[Exercise]
Scan the records below for lines with the word "Sensor", then state how many you find and nothing else.

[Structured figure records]
=-=-=-=-=

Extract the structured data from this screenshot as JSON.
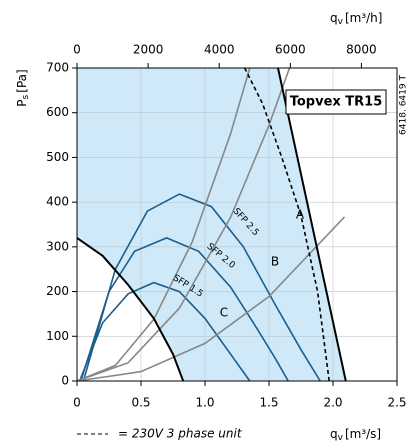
{
  "chart_data": {
    "type": "line",
    "title": "Topvex TR15",
    "code": "6418. 6419 T",
    "xlabel": {
      "main": "q",
      "sub": "v",
      "unit": "[m³/s]"
    },
    "x2label": {
      "main": "q",
      "sub": "v",
      "unit": "[m³/h]"
    },
    "ylabel": {
      "main": "P",
      "sub": "s",
      "unit": "[Pa]"
    },
    "xlim": [
      0,
      2.5
    ],
    "xticks": [
      0,
      0.5,
      {
        "value": 1.0,
        "label": "1.0"
      },
      1.5,
      {
        "value": 2.0,
        "label": "2.0"
      },
      2.5
    ],
    "x2lim": [
      0,
      9000
    ],
    "x2ticks": [
      0,
      2000,
      4000,
      6000,
      8000
    ],
    "ylim": [
      0,
      700
    ],
    "yticks": [
      0,
      100,
      200,
      300,
      400,
      500,
      600,
      700
    ],
    "grid": true,
    "area_color": "#cfe9f8",
    "annotations": [
      "A",
      "B",
      "C"
    ],
    "boundary": [
      {
        "color": "#000000",
        "x": [
          0,
          0.2,
          0.4,
          0.6,
          0.75,
          0.83
        ],
        "values": [
          320,
          280,
          215,
          140,
          60,
          0
        ]
      },
      {
        "color": "#000000",
        "x": [
          1.57,
          2.1
        ],
        "values": [
          700,
          0
        ]
      }
    ],
    "series": [
      {
        "name": "SFP 2.5",
        "color": "#1c5d8c",
        "x": [
          0.05,
          0.3,
          0.55,
          0.8,
          1.05,
          1.3,
          1.55,
          1.75,
          1.9
        ],
        "values": [
          0,
          250,
          380,
          418,
          390,
          300,
          170,
          70,
          0
        ]
      },
      {
        "name": "SFP 2.0",
        "color": "#1c5d8c",
        "x": [
          0.03,
          0.25,
          0.45,
          0.7,
          0.95,
          1.2,
          1.4,
          1.55,
          1.65
        ],
        "values": [
          0,
          200,
          290,
          320,
          290,
          210,
          120,
          50,
          0
        ]
      },
      {
        "name": "SFP 1.5",
        "color": "#1c5d8c",
        "x": [
          0.02,
          0.2,
          0.4,
          0.6,
          0.8,
          1.0,
          1.2,
          1.35
        ],
        "values": [
          0,
          130,
          195,
          220,
          200,
          140,
          60,
          0
        ]
      },
      {
        "color": "#888888",
        "x": [
          0,
          0.3,
          0.6,
          0.9,
          1.2,
          1.35
        ],
        "values": [
          0,
          35,
          138,
          311,
          553,
          700
        ]
      },
      {
        "color": "#888888",
        "x": [
          0,
          0.4,
          0.8,
          1.2,
          1.5,
          1.66
        ],
        "values": [
          0,
          41,
          163,
          366,
          572,
          700
        ]
      },
      {
        "color": "#888888",
        "x": [
          0,
          0.5,
          1,
          1.5,
          2.09
        ],
        "values": [
          0,
          21,
          84,
          189,
          367
        ]
      },
      {
        "name": "= 230V 3 phase unit",
        "color": "#000000",
        "dashed": true,
        "x": [
          1.31,
          1.45,
          1.6,
          1.75,
          1.88,
          1.97
        ],
        "values": [
          700,
          620,
          500,
          370,
          200,
          0
        ]
      }
    ]
  }
}
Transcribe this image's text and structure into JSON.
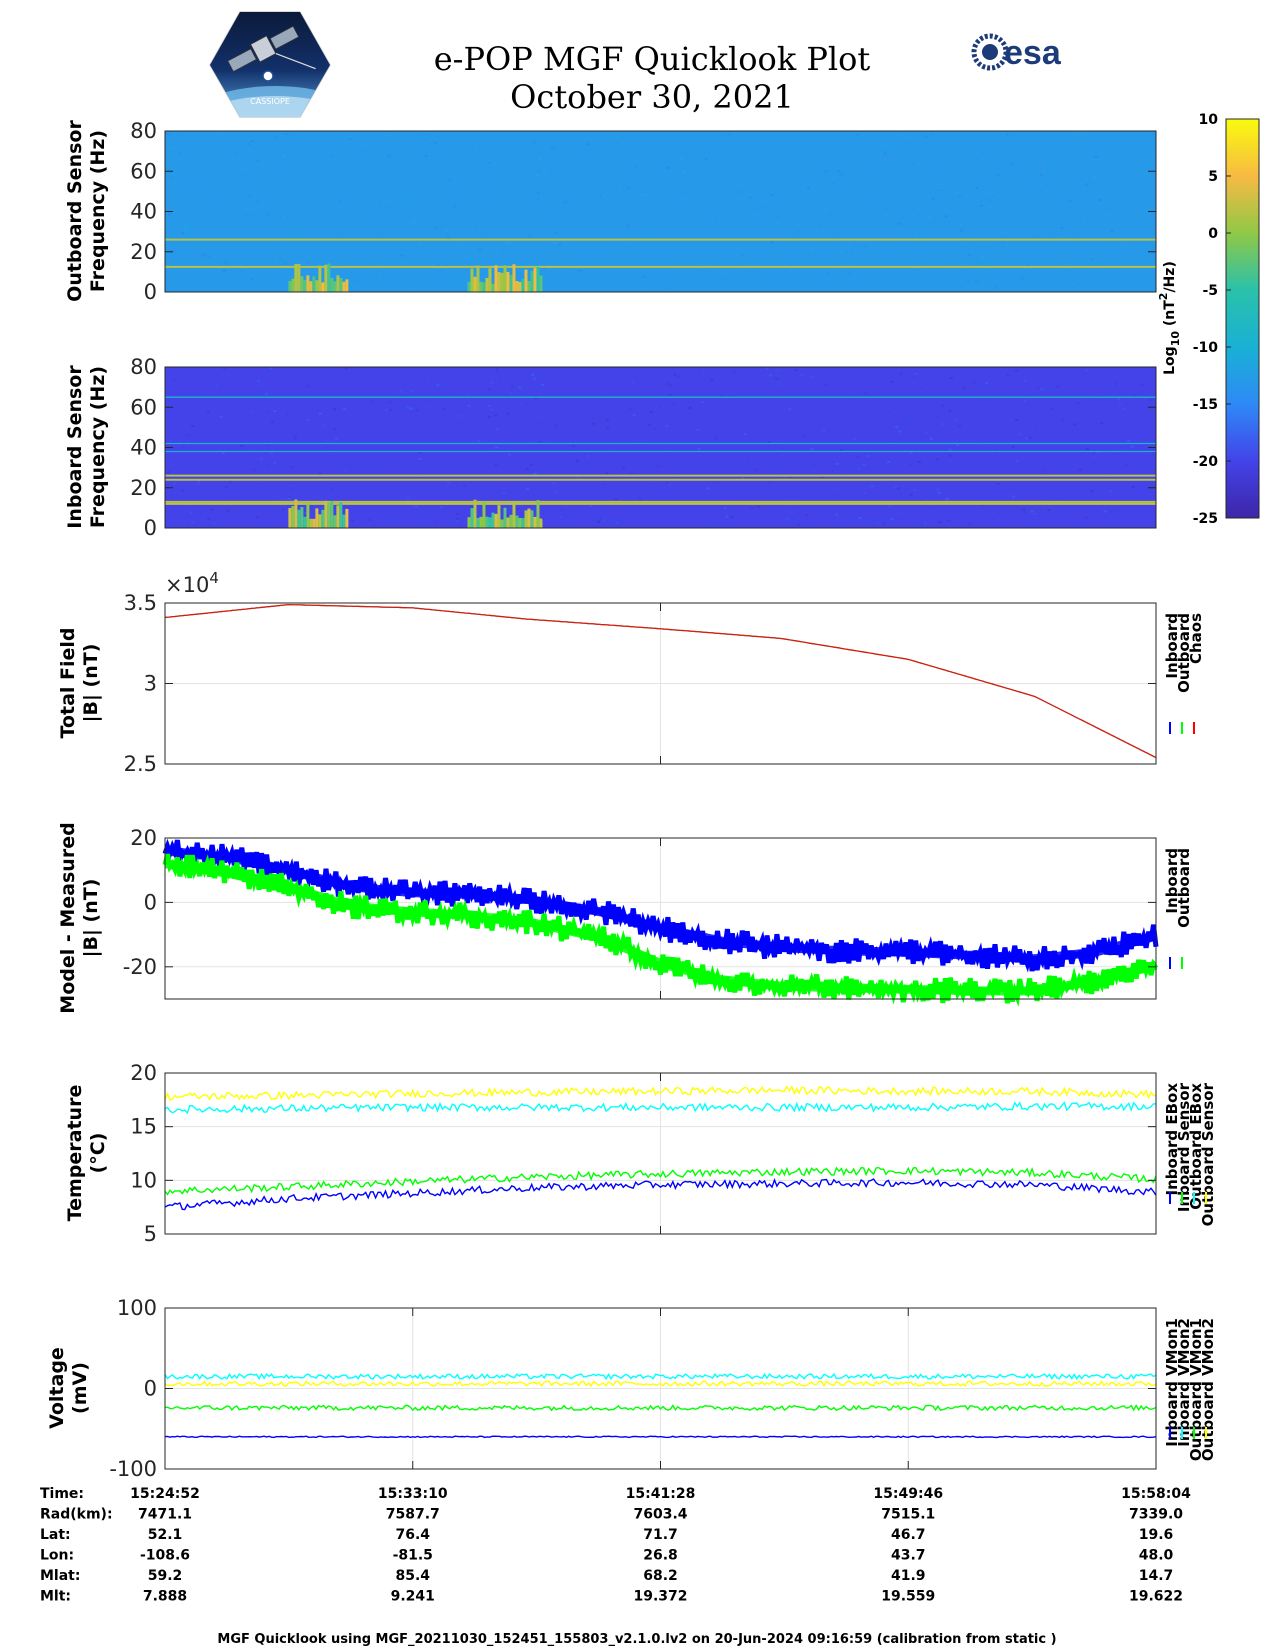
{
  "header": {
    "title": "e-POP MGF Quicklook Plot",
    "date": "October 30, 2021",
    "esa_logo_text": "esa",
    "cassiope_text": "CASSIOPE"
  },
  "colorbar": {
    "label": "Log10 (nT2/Hz)",
    "ticks": [
      "10",
      "5",
      "0",
      "-5",
      "-10",
      "-15",
      "-20",
      "-25"
    ],
    "range": [
      -25,
      10
    ],
    "colormap": [
      "#3e26a8",
      "#4343e9",
      "#2e89f7",
      "#19b1d4",
      "#2ac1aa",
      "#90c846",
      "#f8ba43",
      "#f9fb0e"
    ]
  },
  "colors": {
    "inboard": "#0000ff",
    "outboard": "#00ff00",
    "chaos": "#ff0000",
    "cyan": "#00ffff",
    "yellow": "#ffff00",
    "spec_outboard_bg": "#2a7ff6",
    "spec_inboard_bg": "#3a4fe4"
  },
  "chart_data": [
    {
      "type": "heatmap",
      "ylabel": "Outboard Sensor\nFrequency (Hz)",
      "ylim": [
        0,
        80
      ],
      "yticks": [
        "80",
        "60",
        "40",
        "20",
        "0"
      ],
      "xlim": [
        "15:24:52",
        "15:58:04"
      ],
      "lines_hz": [
        12.5,
        26
      ],
      "background_level_log10": -13,
      "bursts": [
        {
          "start": "15:29:00",
          "end": "15:31:00",
          "fmax_hz": 12,
          "level_log10": 5
        },
        {
          "start": "15:35:00",
          "end": "15:37:30",
          "fmax_hz": 12,
          "level_log10": 5
        }
      ]
    },
    {
      "type": "heatmap",
      "ylabel": "Inboard Sensor\nFrequency (Hz)",
      "ylim": [
        0,
        80
      ],
      "yticks": [
        "80",
        "60",
        "40",
        "20",
        "0"
      ],
      "xlim": [
        "15:24:52",
        "15:58:04"
      ],
      "lines_hz": [
        65,
        42,
        38,
        26,
        24,
        13,
        12
      ],
      "background_level_log10": -20,
      "bursts": [
        {
          "start": "15:29:00",
          "end": "15:31:00",
          "fmax_hz": 12,
          "level_log10": 5
        },
        {
          "start": "15:35:00",
          "end": "15:37:30",
          "fmax_hz": 12,
          "level_log10": 5
        }
      ]
    },
    {
      "type": "line",
      "ylabel": "Total Field\n|B| (nT)",
      "exponent_label": "×10^4",
      "ylim": [
        2.5,
        3.5
      ],
      "yticks": [
        "3.5",
        "3",
        "2.5"
      ],
      "x": [
        "15:24:52",
        "15:29:00",
        "15:33:10",
        "15:37:00",
        "15:41:28",
        "15:45:30",
        "15:49:46",
        "15:54:00",
        "15:58:04"
      ],
      "series": [
        {
          "name": "Inboard",
          "values": [
            3.41,
            3.49,
            3.47,
            3.4,
            3.34,
            3.28,
            3.15,
            2.92,
            2.54
          ]
        },
        {
          "name": "Outboard",
          "values": [
            3.41,
            3.49,
            3.47,
            3.4,
            3.34,
            3.28,
            3.15,
            2.92,
            2.54
          ]
        },
        {
          "name": "Chaos",
          "values": [
            3.41,
            3.49,
            3.47,
            3.4,
            3.34,
            3.28,
            3.15,
            2.92,
            2.54
          ]
        }
      ]
    },
    {
      "type": "line",
      "ylabel": "Model - Measured\n|B| (nT)",
      "ylim": [
        -30,
        20
      ],
      "yticks": [
        "20",
        "0",
        "-20"
      ],
      "x": [
        "15:24:52",
        "15:27:00",
        "15:29:00",
        "15:31:00",
        "15:33:10",
        "15:35:00",
        "15:37:00",
        "15:39:30",
        "15:41:28",
        "15:43:30",
        "15:45:30",
        "15:47:30",
        "15:49:46",
        "15:52:00",
        "15:54:00",
        "15:56:00",
        "15:58:04"
      ],
      "series": [
        {
          "name": "Inboard",
          "values": [
            16,
            14,
            10,
            5,
            3,
            2.5,
            1,
            -3,
            -8,
            -12,
            -14,
            -15,
            -15.5,
            -16.5,
            -17.5,
            -15.5,
            -10.5
          ]
        },
        {
          "name": "Outboard",
          "values": [
            12,
            9,
            5,
            -1,
            -3,
            -4,
            -6,
            -11,
            -19,
            -24,
            -26,
            -26.5,
            -27,
            -27.5,
            -27.5,
            -24.5,
            -19.5
          ]
        }
      ]
    },
    {
      "type": "line",
      "ylabel": "Temperature\n(°C)",
      "ylim": [
        5,
        20
      ],
      "yticks": [
        "20",
        "15",
        "10",
        "5"
      ],
      "x": [
        "15:24:52",
        "15:29:00",
        "15:33:10",
        "15:37:00",
        "15:41:28",
        "15:45:30",
        "15:49:46",
        "15:54:00",
        "15:58:04"
      ],
      "series": [
        {
          "name": "Inboard EBox",
          "values": [
            7.5,
            8.3,
            8.8,
            9.3,
            9.6,
            9.7,
            9.8,
            9.6,
            8.9
          ]
        },
        {
          "name": "Inboard Sensor",
          "values": [
            9.0,
            9.4,
            9.9,
            10.3,
            10.6,
            10.8,
            10.9,
            10.7,
            10.1
          ]
        },
        {
          "name": "Outboard EBox",
          "values": [
            16.6,
            16.7,
            16.8,
            16.8,
            16.8,
            16.8,
            16.8,
            16.9,
            16.9
          ]
        },
        {
          "name": "Outboard Sensor",
          "values": [
            17.8,
            17.9,
            18.1,
            18.2,
            18.3,
            18.4,
            18.3,
            18.3,
            18.0
          ]
        }
      ]
    },
    {
      "type": "line",
      "ylabel": "Voltage\n(mV)",
      "ylim": [
        -100,
        100
      ],
      "yticks": [
        "100",
        "0",
        "-100"
      ],
      "x": [
        "15:24:52",
        "15:33:10",
        "15:41:28",
        "15:49:46",
        "15:58:04"
      ],
      "series": [
        {
          "name": "Inboard VMon1",
          "values": [
            -60,
            -60,
            -60,
            -60,
            -60
          ]
        },
        {
          "name": "Inboard VMon2",
          "values": [
            15,
            15,
            15,
            15,
            15
          ]
        },
        {
          "name": "Outboard VMon1",
          "values": [
            -24,
            -24,
            -24,
            -24,
            -24
          ]
        },
        {
          "name": "Outboard VMon2",
          "values": [
            6,
            6,
            6,
            6,
            6
          ]
        }
      ]
    }
  ],
  "legends": [
    [
      "Inboard",
      "Outboard",
      "Chaos"
    ],
    [
      "Inboard",
      "Outboard"
    ],
    [
      "Inboard EBox",
      "Inboard Sensor",
      "Outboard EBox",
      "Outboard Sensor"
    ],
    [
      "Inboard VMon1",
      "Inboard VMon2",
      "Outboard VMon1",
      "Outboard VMon2"
    ]
  ],
  "ephemeris": {
    "labels": [
      "Time:",
      "Rad(km):",
      "Lat:",
      "Lon:",
      "Mlat:",
      "Mlt:"
    ],
    "columns": [
      [
        "15:24:52",
        "7471.1",
        "52.1",
        "-108.6",
        "59.2",
        "7.888"
      ],
      [
        "15:33:10",
        "7587.7",
        "76.4",
        "-81.5",
        "85.4",
        "9.241"
      ],
      [
        "15:41:28",
        "7603.4",
        "71.7",
        "26.8",
        "68.2",
        "19.372"
      ],
      [
        "15:49:46",
        "7515.1",
        "46.7",
        "43.7",
        "41.9",
        "19.559"
      ],
      [
        "15:58:04",
        "7339.0",
        "19.6",
        "48.0",
        "14.7",
        "19.622"
      ]
    ]
  },
  "footer": "MGF Quicklook using MGF_20211030_152451_155803_v2.1.0.lv2 on 20-Jun-2024 09:16:59 (calibration from static )"
}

=-=-=-=-=

[Result of the task]
6